## START

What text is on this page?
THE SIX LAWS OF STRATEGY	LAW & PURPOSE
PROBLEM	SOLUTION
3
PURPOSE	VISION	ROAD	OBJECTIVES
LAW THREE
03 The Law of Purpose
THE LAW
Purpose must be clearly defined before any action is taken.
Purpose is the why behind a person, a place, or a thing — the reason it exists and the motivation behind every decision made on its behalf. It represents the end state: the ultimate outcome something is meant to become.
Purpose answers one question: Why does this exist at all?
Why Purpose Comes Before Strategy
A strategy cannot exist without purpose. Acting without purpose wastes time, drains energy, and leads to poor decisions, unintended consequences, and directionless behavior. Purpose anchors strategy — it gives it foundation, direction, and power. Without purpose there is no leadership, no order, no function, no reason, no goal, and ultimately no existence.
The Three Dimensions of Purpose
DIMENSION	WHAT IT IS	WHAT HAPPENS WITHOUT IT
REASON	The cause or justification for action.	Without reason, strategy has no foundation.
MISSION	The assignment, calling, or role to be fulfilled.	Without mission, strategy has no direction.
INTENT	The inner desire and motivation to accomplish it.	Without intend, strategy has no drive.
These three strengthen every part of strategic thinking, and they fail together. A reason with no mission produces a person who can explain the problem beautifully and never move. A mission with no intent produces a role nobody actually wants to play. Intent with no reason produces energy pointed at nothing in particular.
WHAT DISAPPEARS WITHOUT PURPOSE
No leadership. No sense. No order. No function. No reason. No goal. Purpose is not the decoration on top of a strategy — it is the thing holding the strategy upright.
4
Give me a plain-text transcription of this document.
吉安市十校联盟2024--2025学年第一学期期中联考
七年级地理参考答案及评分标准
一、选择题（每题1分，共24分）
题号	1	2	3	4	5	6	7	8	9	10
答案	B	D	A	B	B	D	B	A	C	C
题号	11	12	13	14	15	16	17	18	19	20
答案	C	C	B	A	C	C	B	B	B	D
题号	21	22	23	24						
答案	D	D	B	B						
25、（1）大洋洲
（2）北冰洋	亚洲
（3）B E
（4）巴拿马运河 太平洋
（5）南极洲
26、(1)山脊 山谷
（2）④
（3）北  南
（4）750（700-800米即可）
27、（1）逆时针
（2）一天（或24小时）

## END

> [DIRECTIONS FOR THIS TASK] Transcribe all lines as written.

> [RESULT]
What text is on this page?
THE SIX LAWS OF STRATEGY	LAW & PURPOSE
PROBLEM	SOLUTION
3
PURPOSE	VISION	ROAD	OBJECTIVES
LAW THREE
03 The Law of Purpose
THE LAW
Purpose must be clearly defined before any action is taken.
Purpose is the why behind a person, a place, or a thing — the reason it exists and the motivation behind every decision made on its behalf. It represents the end state: the ultimate outcome something is meant to become.
Purpose answers one question: Why does this exist at all?
Why Purpose Comes Before Strategy
A strategy cannot exist without purpose. Acting without purpose wastes time, drains energy, and leads to poor decisions, unintended consequences, and directionless behavior. Purpose anchors strategy — it gives it foundation, direction, and power. Without purpose there is no leadership, no order, no function, no reason, no goal, and ultimately no existence.
The Three Dimensions of Purpose
DIMENSION	WHAT IT IS	WHAT HAPPENS WITHOUT IT
REASON	The cause or justification for action.	Without reason, strategy has no foundation.
MISSION	The assignment, calling, or role to be fulfilled.	Without mission, strategy has no direction.
INTENT	The inner desire and motivation to accomplish it.	Without intend, strategy has no drive.
These three strengthen every part of strategic thinking, and they fail together. A reason with no mission produces a person who can explain the problem beautifully and never move. A mission with no intent produces a role nobody actually wants to play. Intent with no reason produces energy pointed at nothing in particular.
WHAT DISAPPEARS WITHOUT PURPOSE
No leadership. No sense. No order. No function. No reason. No goal. Purpose is not the decoration on top of a strategy — it is the thing holding the strategy upright.
4
Give me a plain-text transcription of this document.
吉安市十校联盟2024--2025学年第一学期期中联考
七年级地理参考答案及评分标准
一、选择题（每题1分，共24分）
题号	1	2	3	4	5	6	7	8	9	10
答案	B	D	A	B	B	D	B	A	C	C
题号	11	12	13	14	15	16	17	18	19	20
答案	C	C	B	A	C	C	B	B	B	D
题号	21	22	23	24						
答案	D	D	B	B						
25、（1）大洋洲
（2）北冰洋	亚洲
（3）B E
（4）巴拿马运河 太平洋
（5）南极洲
26、(1)山脊 山谷
（2）④
（3）北  南
（4）750（700-800米即可）
27、（1）逆时针
（2）一天（或24小时）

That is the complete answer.